GOAL: Go through the records and copy each line where the word "подвала" occurs.

PROVIDED MATERIAL:
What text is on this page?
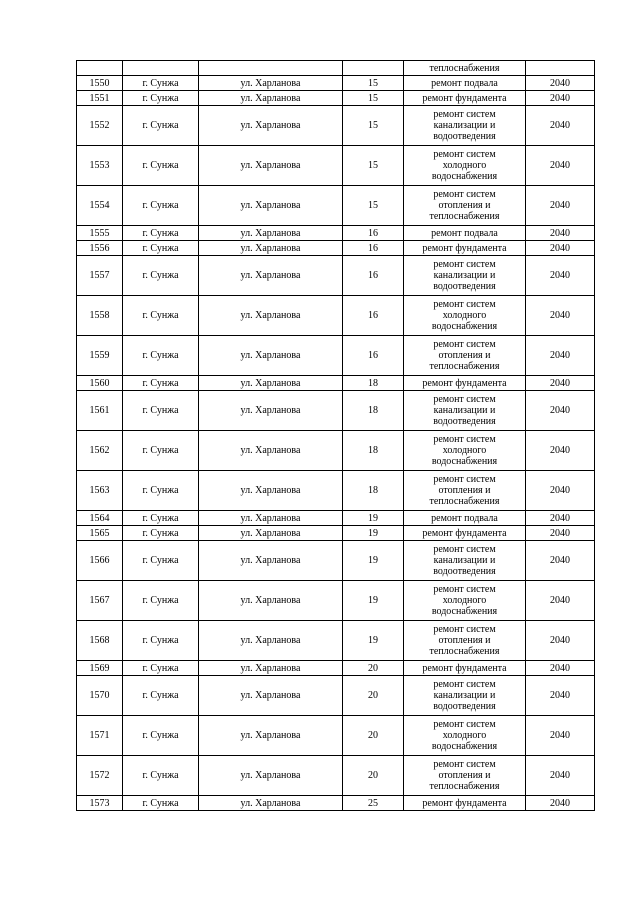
				теплоснабжения	

1550	г. Сунжа	ул. Харланова	15	ремонт подвала	2040
1551	г. Сунжа	ул. Харланова	15	ремонт фундамента	2040
1552	г. Сунжа	ул. Харланова	15	ремонт систем
канализации и
водоотведения	2040
1553	г. Сунжа	ул. Харланова	15	ремонт систем
холодного
водоснабжения	2040
1554	г. Сунжа	ул. Харланова	15	ремонт систем
отопления и
теплоснабжения	2040
1555	г. Сунжа	ул. Харланова	16	ремонт подвала	2040
1556	г. Сунжа	ул. Харланова	16	ремонт фундамента	2040
1557	г. Сунжа	ул. Харланова	16	ремонт систем
канализации и
водоотведения	2040
1558	г. Сунжа	ул. Харланова	16	ремонт систем
холодного
водоснабжения	2040
1559	г. Сунжа	ул. Харланова	16	ремонт систем
отопления и
теплоснабжения	2040
1560	г. Сунжа	ул. Харланова	18	ремонт фундамента	2040
1561	г. Сунжа	ул. Харланова	18	ремонт систем
канализации и
водоотведения	2040
1562	г. Сунжа	ул. Харланова	18	ремонт систем
холодного
водоснабжения	2040
1563	г. Сунжа	ул. Харланова	18	ремонт систем
отопления и
теплоснабжения	2040
1564	г. Сунжа	ул. Харланова	19	ремонт подвала	2040
1565	г. Сунжа	ул. Харланова	19	ремонт фундамента	2040
1566	г. Сунжа	ул. Харланова	19	ремонт систем
канализации и
водоотведения	2040
1567	г. Сунжа	ул. Харланова	19	ремонт систем
холодного
водоснабжения	2040
1568	г. Сунжа	ул. Харланова	19	ремонт систем
отопления и
теплоснабжения	2040
1569	г. Сунжа	ул. Харланова	20	ремонт фундамента	2040
1570	г. Сунжа	ул. Харланова	20	ремонт систем
канализации и
водоотведения	2040
1571	г. Сунжа	ул. Харланова	20	ремонт систем
холодного
водоснабжения	2040
1572	г. Сунжа	ул. Харланова	20	ремонт систем
отопления и
теплоснабжения	2040
1573	г. Сунжа	ул. Харланова	25	ремонт фундамента	2040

ANSWER TO THE PROBLEM:
1550	г. Сунжа	ул. Харланова	15	ремонт подвала	2040
1555	г. Сунжа	ул. Харланова	16	ремонт подвала	2040
1564	г. Сунжа	ул. Харланова	19	ремонт подвала	2040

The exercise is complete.